▶ _OBJECTIVE_:
Without changing a character, return the entries, but not the images they hold.
· · · · · · ·
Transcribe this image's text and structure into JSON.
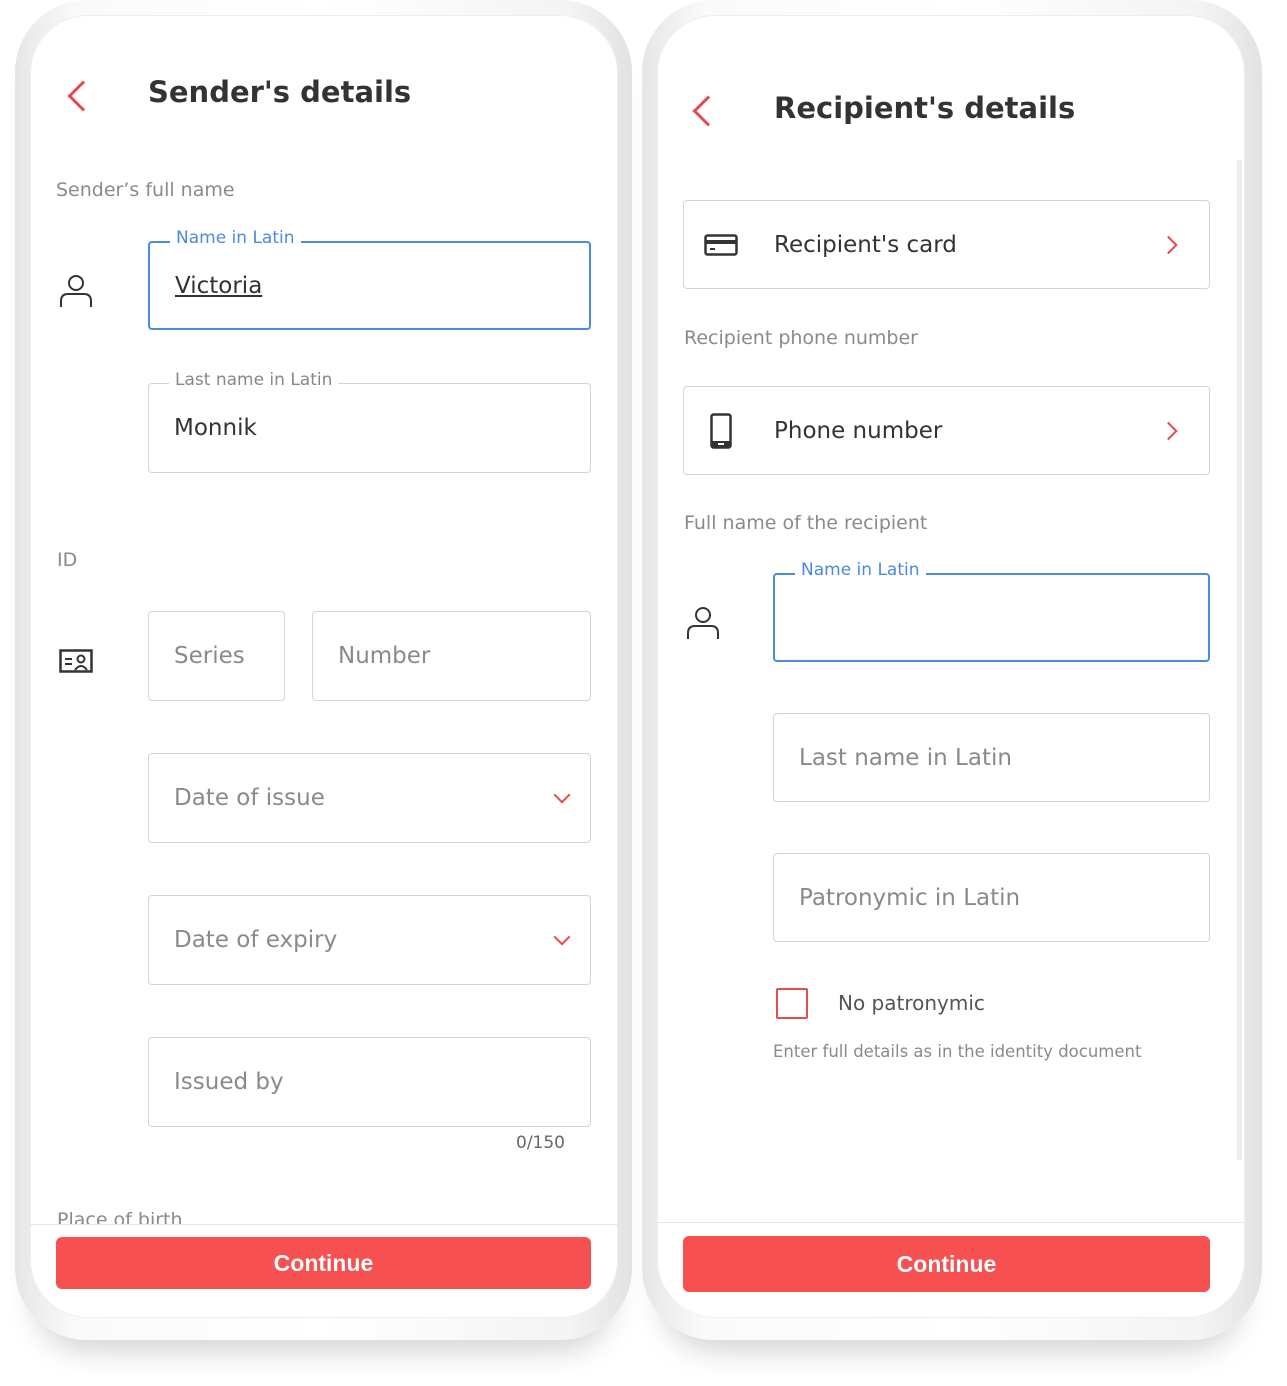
{
  "sender": {
    "title": "Sender's details",
    "full_name_label": "Sender’s full name",
    "name_field": {
      "label": "Name in Latin",
      "value": "Victoria"
    },
    "last_name_field": {
      "label": "Last name in Latin",
      "value": "Monnik"
    },
    "id_label": "ID",
    "series_placeholder": "Series",
    "number_placeholder": "Number",
    "date_issue_placeholder": "Date of issue",
    "date_expiry_placeholder": "Date of expiry",
    "issued_by_placeholder": "Issued by",
    "issued_by_counter": "0/150",
    "place_of_birth_label": "Place of birth",
    "continue_label": "Continue"
  },
  "recipient": {
    "title": "Recipient's details",
    "card_label": "Recipient's card",
    "phone_section_label": "Recipient phone number",
    "phone_label": "Phone number",
    "full_name_label": "Full name of the recipient",
    "name_field": {
      "label": "Name in Latin",
      "value": ""
    },
    "last_name_placeholder": "Last name in Latin",
    "patronymic_placeholder": "Patronymic in Latin",
    "no_patronymic_label": "No patronymic",
    "no_patronymic_checked": false,
    "hint": "Enter full details as in the identity document",
    "continue_label": "Continue"
  },
  "colors": {
    "accent": "#f75050",
    "focus": "#4a8ae0"
  }
}
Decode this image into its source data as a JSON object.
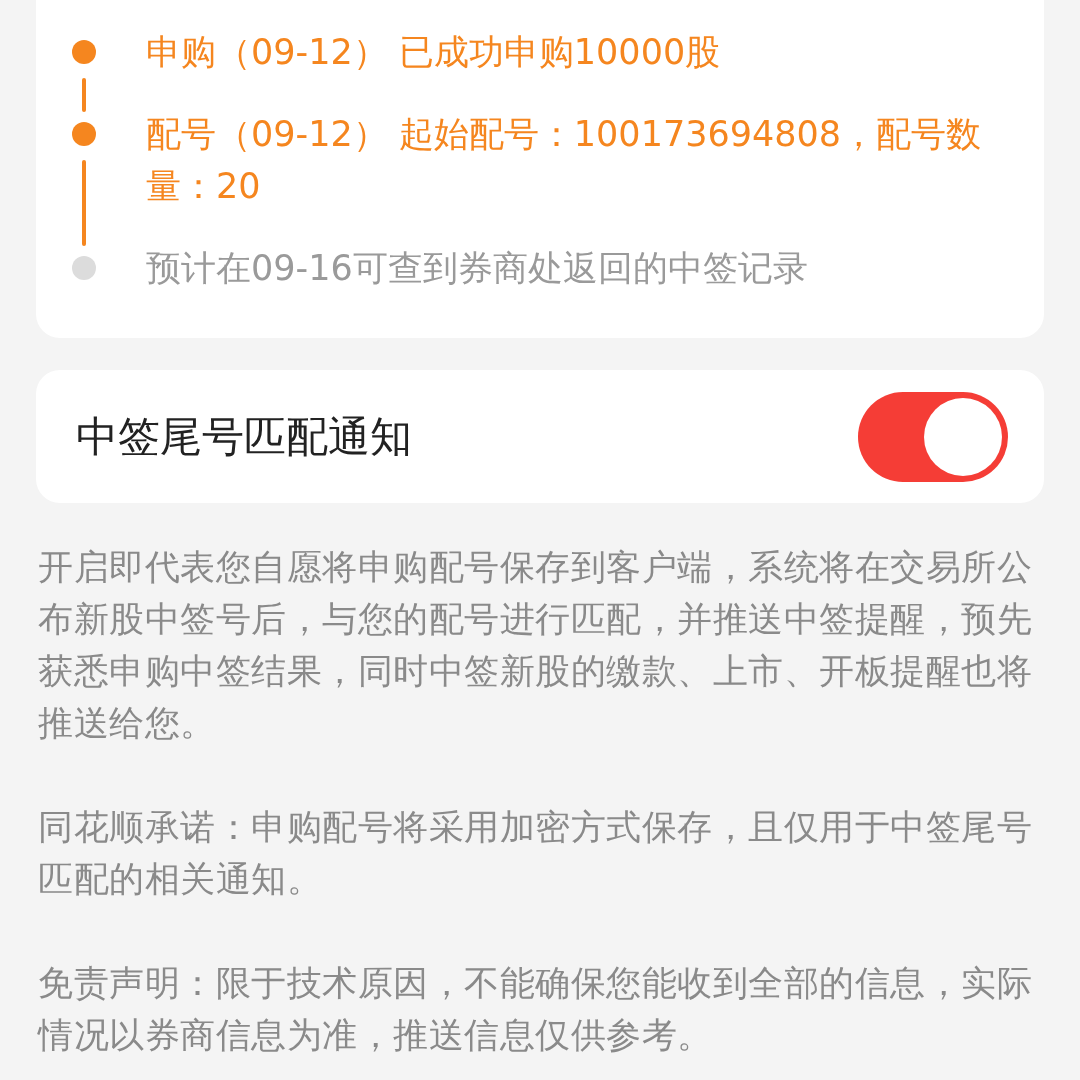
{
  "timeline": [
    {
      "text": "申购（09-12） 已成功申购10000股",
      "done": true
    },
    {
      "text": "配号（09-12） 起始配号：100173694808，配号数量：20",
      "done": true
    },
    {
      "text": "预计在09-16可查到券商处返回的中签记录",
      "done": false
    }
  ],
  "notification": {
    "label": "中签尾号匹配通知",
    "on": true
  },
  "notes": [
    "开启即代表您自愿将申购配号保存到客户端，系统将在交易所公布新股中签号后，与您的配号进行匹配，并推送中签提醒，预先获悉申购中签结果，同时中签新股的缴款、上市、开板提醒也将推送给您。",
    "同花顺承诺：申购配号将采用加密方式保存，且仅用于中签尾号匹配的相关通知。",
    "免责声明：限于技术原因，不能确保您能收到全部的信息，实际情况以券商信息为准，推送信息仅供参考。"
  ]
}
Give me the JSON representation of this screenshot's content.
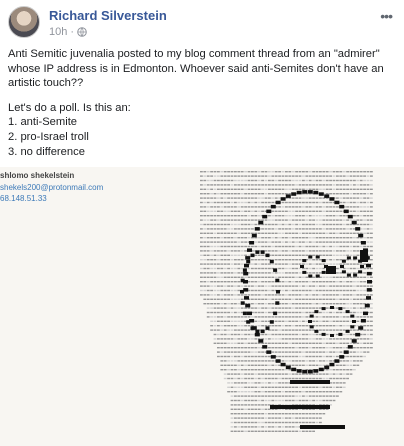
{
  "post": {
    "author": "Richard Silverstein",
    "time": "10h",
    "separator": "·",
    "paragraphs": [
      "Anti Semitic juvenalia posted to my blog comment thread from an \"admirer\" whose IP address is in Edmonton. Whoever said anti-Semites don't have an artistic touch??",
      "Let's do a poll. Is this an:"
    ],
    "poll_options": [
      "1. anti-Semite",
      "2. pro-Israel troll",
      "3. no difference"
    ]
  },
  "comment_screenshot": {
    "commenter_name": "shlomo shekelstein",
    "commenter_email": "shekels200@protonmail.com",
    "commenter_ip": "68.148.51.33"
  },
  "icons": {
    "more": "more-options-icon",
    "privacy": "globe-icon",
    "avatar": "profile-photo"
  },
  "colors": {
    "author_link": "#385898",
    "meta": "#90949c",
    "email_link": "#3d7ab8"
  }
}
· · · · · · ·
▶ _ANSWER BELOW_:
Transcribe this image's text and structure into JSON.
{
  "sender": {
    "title": "Sender's details",
    "full_name_label": "Sender’s full name",
    "name_field": {
      "label": "Name in Latin",
      "value": "Victoria"
    },
    "last_name_field": {
      "label": "Last name in Latin",
      "value": "Monnik"
    },
    "id_label": "ID",
    "series_placeholder": "Series",
    "number_placeholder": "Number",
    "date_issue_placeholder": "Date of issue",
    "date_expiry_placeholder": "Date of expiry",
    "issued_by_placeholder": "Issued by",
    "issued_by_counter": "0/150",
    "place_of_birth_label": "Place of birth",
    "continue_label": "Continue"
  },
  "recipient": {
    "title": "Recipient's details",
    "card_label": "Recipient's card",
    "phone_section_label": "Recipient phone number",
    "phone_label": "Phone number",
    "full_name_label": "Full name of the recipient",
    "name_field": {
      "label": "Name in Latin",
      "value": ""
    },
    "last_name_placeholder": "Last name in Latin",
    "patronymic_placeholder": "Patronymic in Latin",
    "no_patronymic_label": "No patronymic",
    "no_patronymic_checked": false,
    "hint": "Enter full details as in the identity document",
    "continue_label": "Continue"
  },
  "colors": {
    "accent": "#f75050",
    "focus": "#4a8ae0"
  }
}
Decode this image into its source data as a JSON object.
{
  "timeline": [
    {
      "text": "申购（09-12） 已成功申购10000股",
      "done": true
    },
    {
      "text": "配号（09-12） 起始配号：100173694808，配号数量：20",
      "done": true
    },
    {
      "text": "预计在09-16可查到券商处返回的中签记录",
      "done": false
    }
  ],
  "notification": {
    "label": "中签尾号匹配通知",
    "on": true
  },
  "notes": [
    "开启即代表您自愿将申购配号保存到客户端，系统将在交易所公布新股中签号后，与您的配号进行匹配，并推送中签提醒，预先获悉申购中签结果，同时中签新股的缴款、上市、开板提醒也将推送给您。",
    "同花顺承诺：申购配号将采用加密方式保存，且仅用于中签尾号匹配的相关通知。",
    "免责声明：限于技术原因，不能确保您能收到全部的信息，实际情况以券商信息为准，推送信息仅供参考。"
  ]
}
Give me the JSON representation of this screenshot's content.
{
  "post": {
    "author": "Richard Silverstein",
    "time": "10h",
    "separator": "·",
    "paragraphs": [
      "Anti Semitic juvenalia posted to my blog comment thread from an \"admirer\" whose IP address is in Edmonton. Whoever said anti-Semites don't have an artistic touch??",
      "Let's do a poll. Is this an:"
    ],
    "poll_options": [
      "1. anti-Semite",
      "2. pro-Israel troll",
      "3. no difference"
    ]
  },
  "comment_screenshot": {
    "commenter_name": "shlomo shekelstein",
    "commenter_email": "shekels200@protonmail.com",
    "commenter_ip": "68.148.51.33"
  },
  "icons": {
    "more": "more-options-icon",
    "privacy": "globe-icon",
    "avatar": "profile-photo"
  },
  "colors": {
    "author_link": "#385898",
    "meta": "#90949c",
    "email_link": "#3d7ab8"
  }
}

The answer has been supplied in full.